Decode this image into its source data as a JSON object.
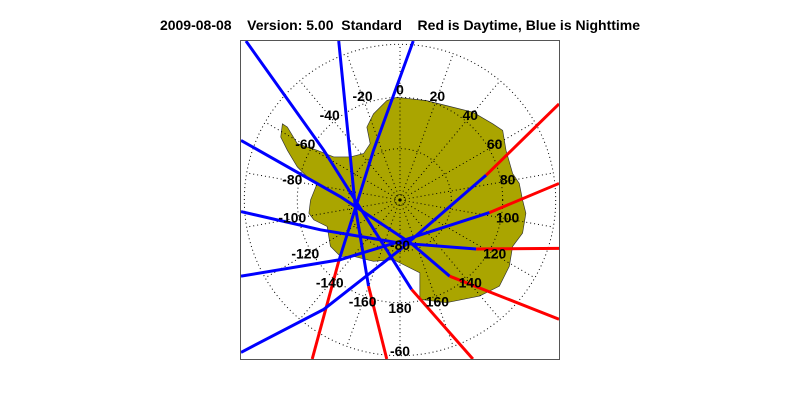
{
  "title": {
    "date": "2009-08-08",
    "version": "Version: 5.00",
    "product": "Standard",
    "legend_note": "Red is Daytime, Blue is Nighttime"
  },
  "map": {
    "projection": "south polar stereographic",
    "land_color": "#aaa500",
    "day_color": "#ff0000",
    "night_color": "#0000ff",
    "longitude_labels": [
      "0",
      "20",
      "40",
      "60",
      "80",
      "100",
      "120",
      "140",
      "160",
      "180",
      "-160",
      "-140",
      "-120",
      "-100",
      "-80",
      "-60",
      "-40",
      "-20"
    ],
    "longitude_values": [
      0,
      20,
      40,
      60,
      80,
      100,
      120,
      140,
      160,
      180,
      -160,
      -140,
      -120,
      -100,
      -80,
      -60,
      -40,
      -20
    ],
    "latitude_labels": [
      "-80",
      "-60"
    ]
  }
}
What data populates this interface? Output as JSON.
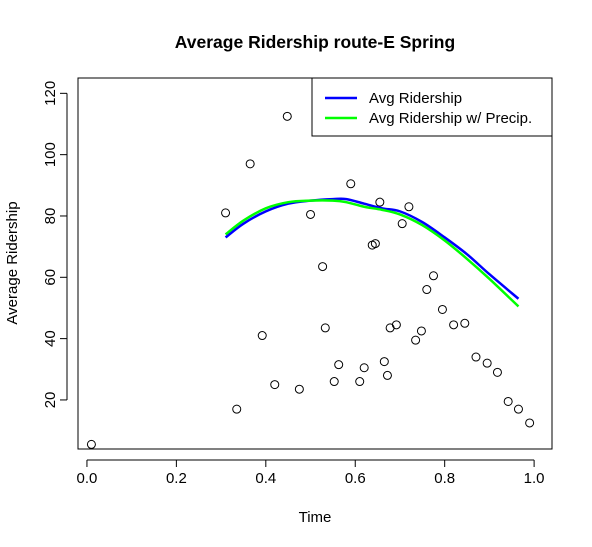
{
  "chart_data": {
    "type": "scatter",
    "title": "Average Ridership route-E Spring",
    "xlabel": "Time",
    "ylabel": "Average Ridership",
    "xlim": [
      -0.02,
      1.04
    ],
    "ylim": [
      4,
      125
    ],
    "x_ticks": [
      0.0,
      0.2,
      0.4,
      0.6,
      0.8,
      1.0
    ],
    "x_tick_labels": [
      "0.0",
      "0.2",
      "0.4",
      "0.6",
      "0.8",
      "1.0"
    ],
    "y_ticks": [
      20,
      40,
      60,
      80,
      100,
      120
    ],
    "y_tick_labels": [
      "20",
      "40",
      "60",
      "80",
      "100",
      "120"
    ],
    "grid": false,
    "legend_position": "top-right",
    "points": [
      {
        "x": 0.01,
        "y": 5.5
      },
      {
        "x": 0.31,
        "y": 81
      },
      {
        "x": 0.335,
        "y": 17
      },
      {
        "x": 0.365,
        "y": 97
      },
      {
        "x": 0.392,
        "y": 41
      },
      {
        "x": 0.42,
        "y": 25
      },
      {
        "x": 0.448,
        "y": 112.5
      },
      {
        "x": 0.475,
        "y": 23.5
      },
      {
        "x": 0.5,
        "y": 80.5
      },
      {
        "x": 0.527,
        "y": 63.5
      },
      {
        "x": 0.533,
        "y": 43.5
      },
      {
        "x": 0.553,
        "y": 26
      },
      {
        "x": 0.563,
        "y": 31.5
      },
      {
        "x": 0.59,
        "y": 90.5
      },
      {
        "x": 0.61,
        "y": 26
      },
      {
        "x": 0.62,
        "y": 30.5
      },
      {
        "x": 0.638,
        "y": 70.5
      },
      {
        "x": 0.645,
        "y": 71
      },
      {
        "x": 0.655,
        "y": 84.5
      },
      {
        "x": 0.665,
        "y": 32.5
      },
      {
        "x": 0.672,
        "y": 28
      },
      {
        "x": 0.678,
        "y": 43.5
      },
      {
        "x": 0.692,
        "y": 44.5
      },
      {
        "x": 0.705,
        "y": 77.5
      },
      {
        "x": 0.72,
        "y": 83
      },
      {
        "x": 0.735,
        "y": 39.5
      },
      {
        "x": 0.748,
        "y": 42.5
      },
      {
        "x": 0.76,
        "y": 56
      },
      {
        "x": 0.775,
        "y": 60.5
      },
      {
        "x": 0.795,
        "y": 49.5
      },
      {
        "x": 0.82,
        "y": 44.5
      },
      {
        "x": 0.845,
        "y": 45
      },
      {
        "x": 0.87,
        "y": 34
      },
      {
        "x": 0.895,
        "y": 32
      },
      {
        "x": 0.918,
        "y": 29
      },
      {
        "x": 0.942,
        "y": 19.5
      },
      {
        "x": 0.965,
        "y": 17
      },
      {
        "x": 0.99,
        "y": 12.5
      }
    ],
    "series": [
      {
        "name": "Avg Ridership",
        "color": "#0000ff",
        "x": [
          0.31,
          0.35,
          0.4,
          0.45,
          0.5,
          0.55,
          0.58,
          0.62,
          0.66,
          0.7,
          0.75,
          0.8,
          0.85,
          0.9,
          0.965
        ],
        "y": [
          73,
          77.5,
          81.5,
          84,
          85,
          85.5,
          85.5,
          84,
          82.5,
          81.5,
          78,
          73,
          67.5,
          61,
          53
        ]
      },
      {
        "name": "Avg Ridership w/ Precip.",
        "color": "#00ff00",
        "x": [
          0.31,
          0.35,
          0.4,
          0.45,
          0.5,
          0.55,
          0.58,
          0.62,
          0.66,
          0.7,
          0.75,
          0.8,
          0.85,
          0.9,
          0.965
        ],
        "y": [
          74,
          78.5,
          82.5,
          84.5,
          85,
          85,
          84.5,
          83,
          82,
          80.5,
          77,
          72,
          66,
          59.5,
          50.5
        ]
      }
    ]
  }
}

__TO DO__: Copy each line exactly, and leave the pictures out of your copy.

__RESPONSE TO THE EXERCISE__:
Decode this image into its source data as a JSON object.
{
  "title": {
    "date": "2009-08-08",
    "version": "Version: 5.00",
    "product": "Standard",
    "legend_note": "Red is Daytime, Blue is Nighttime"
  },
  "map": {
    "projection": "south polar stereographic",
    "land_color": "#aaa500",
    "day_color": "#ff0000",
    "night_color": "#0000ff",
    "longitude_labels": [
      "0",
      "20",
      "40",
      "60",
      "80",
      "100",
      "120",
      "140",
      "160",
      "180",
      "-160",
      "-140",
      "-120",
      "-100",
      "-80",
      "-60",
      "-40",
      "-20"
    ],
    "longitude_values": [
      0,
      20,
      40,
      60,
      80,
      100,
      120,
      140,
      160,
      180,
      -160,
      -140,
      -120,
      -100,
      -80,
      -60,
      -40,
      -20
    ],
    "latitude_labels": [
      "-80",
      "-60"
    ]
  }
}
What data populates this interface? Output as JSON.
{
  "chart_data": {
    "type": "scatter",
    "title": "Average Ridership route-E Spring",
    "xlabel": "Time",
    "ylabel": "Average Ridership",
    "xlim": [
      -0.02,
      1.04
    ],
    "ylim": [
      4,
      125
    ],
    "x_ticks": [
      0.0,
      0.2,
      0.4,
      0.6,
      0.8,
      1.0
    ],
    "x_tick_labels": [
      "0.0",
      "0.2",
      "0.4",
      "0.6",
      "0.8",
      "1.0"
    ],
    "y_ticks": [
      20,
      40,
      60,
      80,
      100,
      120
    ],
    "y_tick_labels": [
      "20",
      "40",
      "60",
      "80",
      "100",
      "120"
    ],
    "grid": false,
    "legend_position": "top-right",
    "points": [
      {
        "x": 0.01,
        "y": 5.5
      },
      {
        "x": 0.31,
        "y": 81
      },
      {
        "x": 0.335,
        "y": 17
      },
      {
        "x": 0.365,
        "y": 97
      },
      {
        "x": 0.392,
        "y": 41
      },
      {
        "x": 0.42,
        "y": 25
      },
      {
        "x": 0.448,
        "y": 112.5
      },
      {
        "x": 0.475,
        "y": 23.5
      },
      {
        "x": 0.5,
        "y": 80.5
      },
      {
        "x": 0.527,
        "y": 63.5
      },
      {
        "x": 0.533,
        "y": 43.5
      },
      {
        "x": 0.553,
        "y": 26
      },
      {
        "x": 0.563,
        "y": 31.5
      },
      {
        "x": 0.59,
        "y": 90.5
      },
      {
        "x": 0.61,
        "y": 26
      },
      {
        "x": 0.62,
        "y": 30.5
      },
      {
        "x": 0.638,
        "y": 70.5
      },
      {
        "x": 0.645,
        "y": 71
      },
      {
        "x": 0.655,
        "y": 84.5
      },
      {
        "x": 0.665,
        "y": 32.5
      },
      {
        "x": 0.672,
        "y": 28
      },
      {
        "x": 0.678,
        "y": 43.5
      },
      {
        "x": 0.692,
        "y": 44.5
      },
      {
        "x": 0.705,
        "y": 77.5
      },
      {
        "x": 0.72,
        "y": 83
      },
      {
        "x": 0.735,
        "y": 39.5
      },
      {
        "x": 0.748,
        "y": 42.5
      },
      {
        "x": 0.76,
        "y": 56
      },
      {
        "x": 0.775,
        "y": 60.5
      },
      {
        "x": 0.795,
        "y": 49.5
      },
      {
        "x": 0.82,
        "y": 44.5
      },
      {
        "x": 0.845,
        "y": 45
      },
      {
        "x": 0.87,
        "y": 34
      },
      {
        "x": 0.895,
        "y": 32
      },
      {
        "x": 0.918,
        "y": 29
      },
      {
        "x": 0.942,
        "y": 19.5
      },
      {
        "x": 0.965,
        "y": 17
      },
      {
        "x": 0.99,
        "y": 12.5
      }
    ],
    "series": [
      {
        "name": "Avg Ridership",
        "color": "#0000ff",
        "x": [
          0.31,
          0.35,
          0.4,
          0.45,
          0.5,
          0.55,
          0.58,
          0.62,
          0.66,
          0.7,
          0.75,
          0.8,
          0.85,
          0.9,
          0.965
        ],
        "y": [
          73,
          77.5,
          81.5,
          84,
          85,
          85.5,
          85.5,
          84,
          82.5,
          81.5,
          78,
          73,
          67.5,
          61,
          53
        ]
      },
      {
        "name": "Avg Ridership w/ Precip.",
        "color": "#00ff00",
        "x": [
          0.31,
          0.35,
          0.4,
          0.45,
          0.5,
          0.55,
          0.58,
          0.62,
          0.66,
          0.7,
          0.75,
          0.8,
          0.85,
          0.9,
          0.965
        ],
        "y": [
          74,
          78.5,
          82.5,
          84.5,
          85,
          85,
          84.5,
          83,
          82,
          80.5,
          77,
          72,
          66,
          59.5,
          50.5
        ]
      }
    ]
  }
}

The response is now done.